-- Work to do --
Please report every line from the material that contains the word "management".

### Available records

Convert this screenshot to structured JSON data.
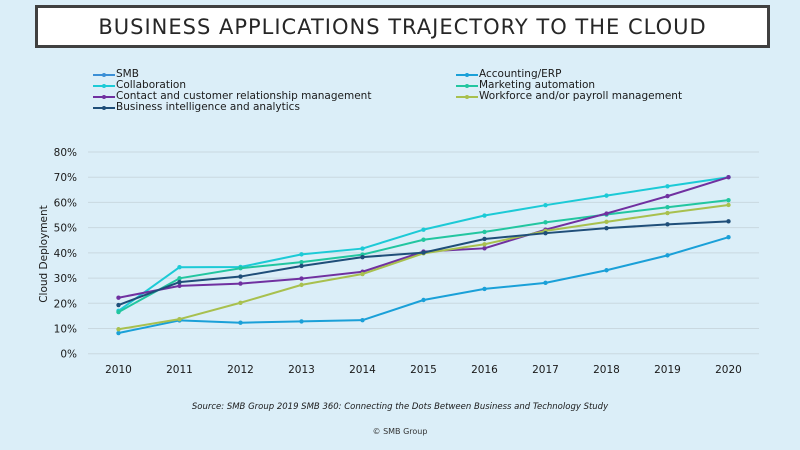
{
  "title": "BUSINESS APPLICATIONS TRAJECTORY TO THE CLOUD",
  "source": "Source: SMB Group 2019 SMB 360: Connecting the Dots Between Business and Technology Study",
  "copyright": "© SMB Group",
  "chart_data": {
    "type": "line",
    "title": "BUSINESS APPLICATIONS TRAJECTORY TO THE CLOUD",
    "xlabel": "",
    "ylabel": "Cloud Deployment",
    "ylim": [
      0,
      80
    ],
    "yticks": [
      "0%",
      "10%",
      "20%",
      "30%",
      "40%",
      "50%",
      "60%",
      "70%",
      "80%"
    ],
    "grid": true,
    "legend_position": "top",
    "categories": [
      "2010",
      "2011",
      "2012",
      "2013",
      "2014",
      "2015",
      "2016",
      "2017",
      "2018",
      "2019",
      "2020"
    ],
    "series": [
      {
        "name": "SMB",
        "color": "#3b8fd6",
        "values": []
      },
      {
        "name": "Accounting/ERP",
        "color": "#1aa0d8",
        "values": [
          8.2,
          13.2,
          12.3,
          12.8,
          13.3,
          21.3,
          25.7,
          28.1,
          33.1,
          39.0,
          46.2
        ]
      },
      {
        "name": "Collaboration",
        "color": "#1ccad6",
        "values": [
          17.0,
          34.3,
          34.4,
          39.4,
          41.7,
          49.2,
          54.8,
          58.9,
          62.7,
          66.4,
          70.0
        ]
      },
      {
        "name": "Marketing automation",
        "color": "#22c6a0",
        "values": [
          16.5,
          29.9,
          33.9,
          36.3,
          39.3,
          45.2,
          48.3,
          52.1,
          55.2,
          58.1,
          60.9
        ]
      },
      {
        "name": "Contact and customer relationship management",
        "color": "#7030a0",
        "values": [
          22.2,
          26.9,
          27.8,
          29.8,
          32.5,
          40.5,
          41.8,
          49.2,
          55.6,
          62.5,
          70.0
        ]
      },
      {
        "name": "Workforce and/or payroll management",
        "color": "#a8c04e",
        "values": [
          9.7,
          13.7,
          20.2,
          27.3,
          31.6,
          39.8,
          43.4,
          48.7,
          52.3,
          55.8,
          59.0
        ]
      },
      {
        "name": "Business intelligence and analytics",
        "color": "#1f4e79",
        "values": [
          19.3,
          28.4,
          30.6,
          34.8,
          38.3,
          40.1,
          45.5,
          47.8,
          49.8,
          51.3,
          52.5
        ]
      }
    ]
  },
  "legend": {
    "col1": [
      {
        "label": "SMB",
        "color": "#3b8fd6"
      },
      {
        "label": "Collaboration",
        "color": "#1ccad6"
      },
      {
        "label": "Contact and customer relationship management",
        "color": "#7030a0"
      },
      {
        "label": "Business intelligence and analytics",
        "color": "#1f4e79"
      }
    ],
    "col2": [
      {
        "label": "Accounting/ERP",
        "color": "#1aa0d8"
      },
      {
        "label": "Marketing automation",
        "color": "#22c6a0"
      },
      {
        "label": "Workforce and/or payroll management",
        "color": "#a8c04e"
      }
    ]
  }
}
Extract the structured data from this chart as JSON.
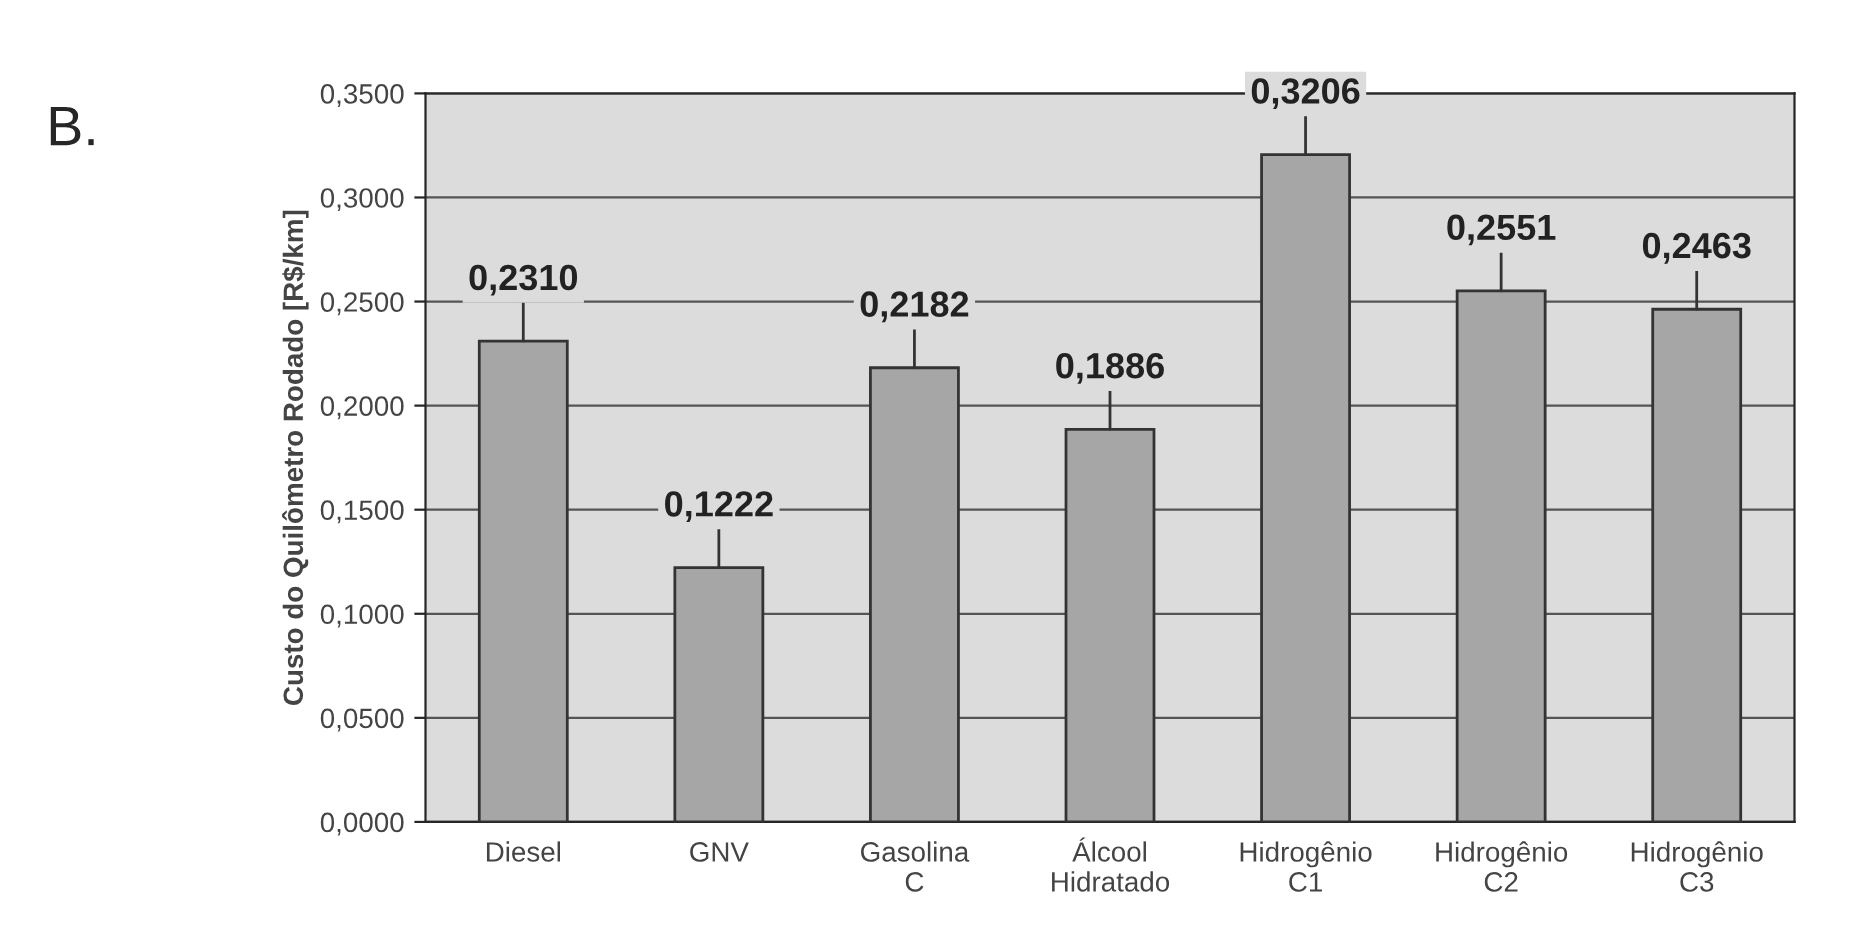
{
  "chart_data": {
    "type": "bar",
    "ylabel": "Custo do Quilômetro Rodado [R$/km]",
    "categories": [
      "Diesel",
      "GNV",
      "Gasolina\nC",
      "Álcool\nHidratado",
      "Hidrogênio\nC1",
      "Hidrogênio\nC2",
      "Hidrogênio\nC3"
    ],
    "values": [
      0.231,
      0.1222,
      0.2182,
      0.1886,
      0.3206,
      0.2551,
      0.2463
    ],
    "value_labels": [
      "0,2310",
      "0,1222",
      "0,2182",
      "0,1886",
      "0,3206",
      "0,2551",
      "0,2463"
    ],
    "color": "#a6a6a6",
    "ylim": [
      0,
      0.35
    ],
    "yticks": [
      {
        "value": 0,
        "label": "0,0000"
      },
      {
        "value": 0.05,
        "label": "0,0500"
      },
      {
        "value": 0.1,
        "label": "0,1000"
      },
      {
        "value": 0.15,
        "label": "0,1500"
      },
      {
        "value": 0.2,
        "label": "0,2000"
      },
      {
        "value": 0.25,
        "label": "0,2500"
      },
      {
        "value": 0.3,
        "label": "0,3000"
      },
      {
        "value": 0.35,
        "label": "0,3500"
      }
    ],
    "grid": "y",
    "annotations": [
      "B."
    ]
  }
}
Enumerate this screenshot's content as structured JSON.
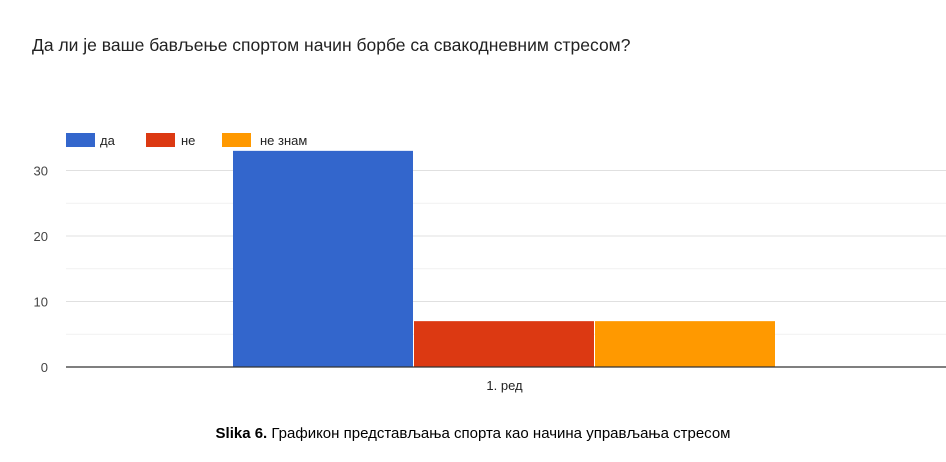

######

-- Exercise answer --
        "name": "Contact and customer relationship management",
        "name": "Workforce and/or payroll management",
        "label": "Contact and customer relationship management",
        "label": "Workforce and/or payroll management",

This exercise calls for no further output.